[Layout element annotations]
——

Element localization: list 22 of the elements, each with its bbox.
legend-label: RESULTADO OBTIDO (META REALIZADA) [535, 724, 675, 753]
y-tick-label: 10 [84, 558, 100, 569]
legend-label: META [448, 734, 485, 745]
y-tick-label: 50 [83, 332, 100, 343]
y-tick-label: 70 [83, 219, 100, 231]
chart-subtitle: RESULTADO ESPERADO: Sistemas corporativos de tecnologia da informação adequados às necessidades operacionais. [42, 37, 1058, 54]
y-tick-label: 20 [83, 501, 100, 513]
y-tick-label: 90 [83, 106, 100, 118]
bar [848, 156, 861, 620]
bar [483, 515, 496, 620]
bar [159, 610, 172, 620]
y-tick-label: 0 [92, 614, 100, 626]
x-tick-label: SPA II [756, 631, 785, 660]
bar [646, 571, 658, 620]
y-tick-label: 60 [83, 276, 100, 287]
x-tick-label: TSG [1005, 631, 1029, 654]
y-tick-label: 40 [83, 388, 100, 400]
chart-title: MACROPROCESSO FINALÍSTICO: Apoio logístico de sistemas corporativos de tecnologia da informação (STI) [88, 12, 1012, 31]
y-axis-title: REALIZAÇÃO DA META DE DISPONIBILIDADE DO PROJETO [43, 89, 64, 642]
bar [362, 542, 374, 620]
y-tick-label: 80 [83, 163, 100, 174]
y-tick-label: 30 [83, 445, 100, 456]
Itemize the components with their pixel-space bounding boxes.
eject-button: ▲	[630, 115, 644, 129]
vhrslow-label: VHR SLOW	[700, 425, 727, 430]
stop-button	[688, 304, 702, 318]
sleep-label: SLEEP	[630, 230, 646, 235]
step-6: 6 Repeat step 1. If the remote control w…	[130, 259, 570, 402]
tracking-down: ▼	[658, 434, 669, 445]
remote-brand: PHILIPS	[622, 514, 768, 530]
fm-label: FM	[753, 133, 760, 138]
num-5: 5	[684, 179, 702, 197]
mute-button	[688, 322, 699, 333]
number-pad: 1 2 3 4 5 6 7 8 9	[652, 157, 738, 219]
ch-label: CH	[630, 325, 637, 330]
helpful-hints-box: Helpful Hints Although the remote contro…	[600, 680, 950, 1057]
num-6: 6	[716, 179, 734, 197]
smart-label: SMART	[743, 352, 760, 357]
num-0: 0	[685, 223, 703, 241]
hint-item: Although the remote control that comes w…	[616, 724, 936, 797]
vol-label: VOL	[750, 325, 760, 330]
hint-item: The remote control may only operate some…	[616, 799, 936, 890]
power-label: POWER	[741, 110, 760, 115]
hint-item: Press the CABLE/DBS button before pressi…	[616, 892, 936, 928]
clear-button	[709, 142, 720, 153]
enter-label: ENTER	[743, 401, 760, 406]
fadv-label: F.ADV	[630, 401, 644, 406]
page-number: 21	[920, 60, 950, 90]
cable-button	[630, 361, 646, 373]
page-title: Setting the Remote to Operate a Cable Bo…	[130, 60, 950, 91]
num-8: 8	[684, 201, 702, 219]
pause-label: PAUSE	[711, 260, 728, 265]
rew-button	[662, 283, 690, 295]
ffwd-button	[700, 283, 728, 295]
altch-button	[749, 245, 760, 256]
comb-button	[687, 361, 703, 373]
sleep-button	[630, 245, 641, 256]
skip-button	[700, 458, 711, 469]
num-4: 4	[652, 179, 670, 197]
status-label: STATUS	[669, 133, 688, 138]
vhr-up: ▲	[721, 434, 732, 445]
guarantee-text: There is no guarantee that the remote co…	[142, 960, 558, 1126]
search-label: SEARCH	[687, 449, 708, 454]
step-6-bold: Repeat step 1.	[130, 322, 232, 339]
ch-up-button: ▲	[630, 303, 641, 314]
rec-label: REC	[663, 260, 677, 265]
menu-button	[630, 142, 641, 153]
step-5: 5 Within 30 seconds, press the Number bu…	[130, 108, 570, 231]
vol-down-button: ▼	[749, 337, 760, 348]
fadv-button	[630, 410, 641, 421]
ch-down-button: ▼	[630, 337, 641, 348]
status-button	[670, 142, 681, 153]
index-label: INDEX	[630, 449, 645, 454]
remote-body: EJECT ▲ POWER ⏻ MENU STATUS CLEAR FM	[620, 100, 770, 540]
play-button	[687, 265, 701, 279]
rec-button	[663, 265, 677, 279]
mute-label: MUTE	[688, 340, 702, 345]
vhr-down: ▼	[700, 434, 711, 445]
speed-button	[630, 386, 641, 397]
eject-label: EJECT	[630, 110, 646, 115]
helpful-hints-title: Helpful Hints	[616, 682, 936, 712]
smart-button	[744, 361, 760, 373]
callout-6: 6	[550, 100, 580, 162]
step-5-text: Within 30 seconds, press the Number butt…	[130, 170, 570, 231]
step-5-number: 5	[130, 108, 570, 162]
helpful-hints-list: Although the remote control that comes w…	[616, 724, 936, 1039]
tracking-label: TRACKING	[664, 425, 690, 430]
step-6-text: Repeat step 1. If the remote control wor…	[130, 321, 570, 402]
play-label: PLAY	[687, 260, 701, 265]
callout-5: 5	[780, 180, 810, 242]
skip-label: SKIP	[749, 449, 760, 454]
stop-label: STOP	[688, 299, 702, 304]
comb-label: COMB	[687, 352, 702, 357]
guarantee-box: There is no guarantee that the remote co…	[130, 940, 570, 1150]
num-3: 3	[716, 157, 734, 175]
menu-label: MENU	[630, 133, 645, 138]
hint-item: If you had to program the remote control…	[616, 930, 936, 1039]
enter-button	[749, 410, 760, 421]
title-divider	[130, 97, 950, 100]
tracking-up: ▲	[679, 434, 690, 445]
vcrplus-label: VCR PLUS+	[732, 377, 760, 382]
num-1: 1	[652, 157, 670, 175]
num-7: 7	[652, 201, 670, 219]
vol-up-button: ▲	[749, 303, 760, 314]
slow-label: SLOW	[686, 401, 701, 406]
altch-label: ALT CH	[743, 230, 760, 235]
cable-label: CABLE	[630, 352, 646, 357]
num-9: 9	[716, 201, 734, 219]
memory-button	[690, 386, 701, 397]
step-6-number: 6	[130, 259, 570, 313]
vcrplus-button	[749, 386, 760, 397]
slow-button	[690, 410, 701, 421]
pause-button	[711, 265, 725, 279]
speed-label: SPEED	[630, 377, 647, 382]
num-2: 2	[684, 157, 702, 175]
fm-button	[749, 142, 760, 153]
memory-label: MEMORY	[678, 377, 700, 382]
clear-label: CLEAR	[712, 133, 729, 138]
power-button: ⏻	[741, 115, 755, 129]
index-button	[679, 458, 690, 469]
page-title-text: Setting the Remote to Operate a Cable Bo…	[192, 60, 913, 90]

——

SET EXERCISE: Please copy out all of the data above word for word, with nothing changed.

CORRECT OUTPUT:
Element localization: list 22 of the elements, each with its bbox.
legend-label: RESULTADO OBTIDO (META REALIZADA) [535, 724, 675, 753]
y-tick-label: 10 [84, 558, 100, 569]
legend-label: META [448, 734, 485, 745]
y-tick-label: 50 [83, 332, 100, 343]
y-tick-label: 70 [83, 219, 100, 231]
chart-subtitle: RESULTADO ESPERADO: Sistemas corporativos de tecnologia da informação adequados às necessidades operacionais. [42, 37, 1058, 54]
y-tick-label: 20 [83, 501, 100, 513]
y-tick-label: 90 [83, 106, 100, 118]
bar [848, 156, 861, 620]
bar [483, 515, 496, 620]
bar [159, 610, 172, 620]
y-tick-label: 0 [92, 614, 100, 626]
x-tick-label: SPA II [756, 631, 785, 660]
bar [646, 571, 658, 620]
y-tick-label: 60 [83, 276, 100, 287]
x-tick-label: TSG [1005, 631, 1029, 654]
y-tick-label: 40 [83, 388, 100, 400]
chart-title: MACROPROCESSO FINALÍSTICO: Apoio logístico de sistemas corporativos de tecnologia da informação (STI) [88, 12, 1012, 31]
y-axis-title: REALIZAÇÃO DA META DE DISPONIBILIDADE DO PROJETO [43, 89, 64, 642]
bar [362, 542, 374, 620]
y-tick-label: 80 [83, 163, 100, 174]
y-tick-label: 30 [83, 445, 100, 456]
Itemize the components with their pixel-space bounding boxes.
eject-button: ▲	[630, 115, 644, 129]
vhrslow-label: VHR SLOW	[700, 425, 727, 430]
stop-button	[688, 304, 702, 318]
sleep-label: SLEEP	[630, 230, 646, 235]
step-6: 6 Repeat step 1. If the remote control w…	[130, 259, 570, 402]
tracking-down: ▼	[658, 434, 669, 445]
remote-brand: PHILIPS	[622, 514, 768, 530]
fm-label: FM	[753, 133, 760, 138]
num-5: 5	[684, 179, 702, 197]
mute-button	[688, 322, 699, 333]
number-pad: 1 2 3 4 5 6 7 8 9	[652, 157, 738, 219]
ch-label: CH	[630, 325, 637, 330]
helpful-hints-box: Helpful Hints Although the remote contro…	[600, 680, 950, 1057]
num-6: 6	[716, 179, 734, 197]
smart-label: SMART	[743, 352, 760, 357]
num-0: 0	[685, 223, 703, 241]
hint-item: Although the remote control that comes w…	[616, 724, 936, 797]
vol-label: VOL	[750, 325, 760, 330]
hint-item: The remote control may only operate some…	[616, 799, 936, 890]
power-label: POWER	[741, 110, 760, 115]
hint-item: Press the CABLE/DBS button before pressi…	[616, 892, 936, 928]
clear-button	[709, 142, 720, 153]
enter-label: ENTER	[743, 401, 760, 406]
fadv-label: F.ADV	[630, 401, 644, 406]
page-number: 21	[920, 60, 950, 90]
cable-button	[630, 361, 646, 373]
page-title: Setting the Remote to Operate a Cable Bo…	[130, 60, 950, 91]
num-8: 8	[684, 201, 702, 219]
pause-label: PAUSE	[711, 260, 728, 265]
rew-button	[662, 283, 690, 295]
ffwd-button	[700, 283, 728, 295]
altch-button	[749, 245, 760, 256]
comb-button	[687, 361, 703, 373]
sleep-button	[630, 245, 641, 256]
skip-button	[700, 458, 711, 469]
num-4: 4	[652, 179, 670, 197]
status-label: STATUS	[669, 133, 688, 138]
vhr-up: ▲	[721, 434, 732, 445]
guarantee-text: There is no guarantee that the remote co…	[142, 960, 558, 1126]
search-label: SEARCH	[687, 449, 708, 454]
step-6-bold: Repeat step 1.	[130, 322, 232, 339]
ch-up-button: ▲	[630, 303, 641, 314]
rec-label: REC	[663, 260, 677, 265]
menu-button	[630, 142, 641, 153]
step-5: 5 Within 30 seconds, press the Number bu…	[130, 108, 570, 231]
vol-down-button: ▼	[749, 337, 760, 348]
fadv-button	[630, 410, 641, 421]
ch-down-button: ▼	[630, 337, 641, 348]
status-button	[670, 142, 681, 153]
index-label: INDEX	[630, 449, 645, 454]
remote-body: EJECT ▲ POWER ⏻ MENU STATUS CLEAR FM	[620, 100, 770, 540]
play-button	[687, 265, 701, 279]
rec-button	[663, 265, 677, 279]
mute-label: MUTE	[688, 340, 702, 345]
vhr-down: ▼	[700, 434, 711, 445]
speed-button	[630, 386, 641, 397]
eject-label: EJECT	[630, 110, 646, 115]
helpful-hints-title: Helpful Hints	[616, 682, 936, 712]
smart-button	[744, 361, 760, 373]
callout-6: 6	[550, 100, 580, 162]
step-5-text: Within 30 seconds, press the Number butt…	[130, 170, 570, 231]
step-5-number: 5	[130, 108, 570, 162]
helpful-hints-list: Although the remote control that comes w…	[616, 724, 936, 1039]
tracking-label: TRACKING	[664, 425, 690, 430]
step-6-text: Repeat step 1. If the remote control wor…	[130, 321, 570, 402]
play-label: PLAY	[687, 260, 701, 265]
callout-5: 5	[780, 180, 810, 242]
skip-label: SKIP	[749, 449, 760, 454]
stop-label: STOP	[688, 299, 702, 304]
comb-label: COMB	[687, 352, 702, 357]
guarantee-box: There is no guarantee that the remote co…	[130, 940, 570, 1150]
num-3: 3	[716, 157, 734, 175]
menu-label: MENU	[630, 133, 645, 138]
hint-item: If you had to program the remote control…	[616, 930, 936, 1039]
enter-button	[749, 410, 760, 421]
title-divider	[130, 97, 950, 100]
tracking-up: ▲	[679, 434, 690, 445]
vcrplus-label: VCR PLUS+	[732, 377, 760, 382]
num-1: 1	[652, 157, 670, 175]
num-7: 7	[652, 201, 670, 219]
vol-up-button: ▲	[749, 303, 760, 314]
slow-label: SLOW	[686, 401, 701, 406]
altch-label: ALT CH	[743, 230, 760, 235]
cable-label: CABLE	[630, 352, 646, 357]
num-9: 9	[716, 201, 734, 219]
memory-button	[690, 386, 701, 397]
step-6-number: 6	[130, 259, 570, 313]
vcrplus-button	[749, 386, 760, 397]
slow-button	[690, 410, 701, 421]
pause-button	[711, 265, 725, 279]
speed-label: SPEED	[630, 377, 647, 382]
num-2: 2	[684, 157, 702, 175]
fm-button	[749, 142, 760, 153]
memory-label: MEMORY	[678, 377, 700, 382]
clear-label: CLEAR	[712, 133, 729, 138]
power-button: ⏻	[741, 115, 755, 129]
index-button	[679, 458, 690, 469]
page-title-text: Setting the Remote to Operate a Cable Bo…	[192, 60, 913, 90]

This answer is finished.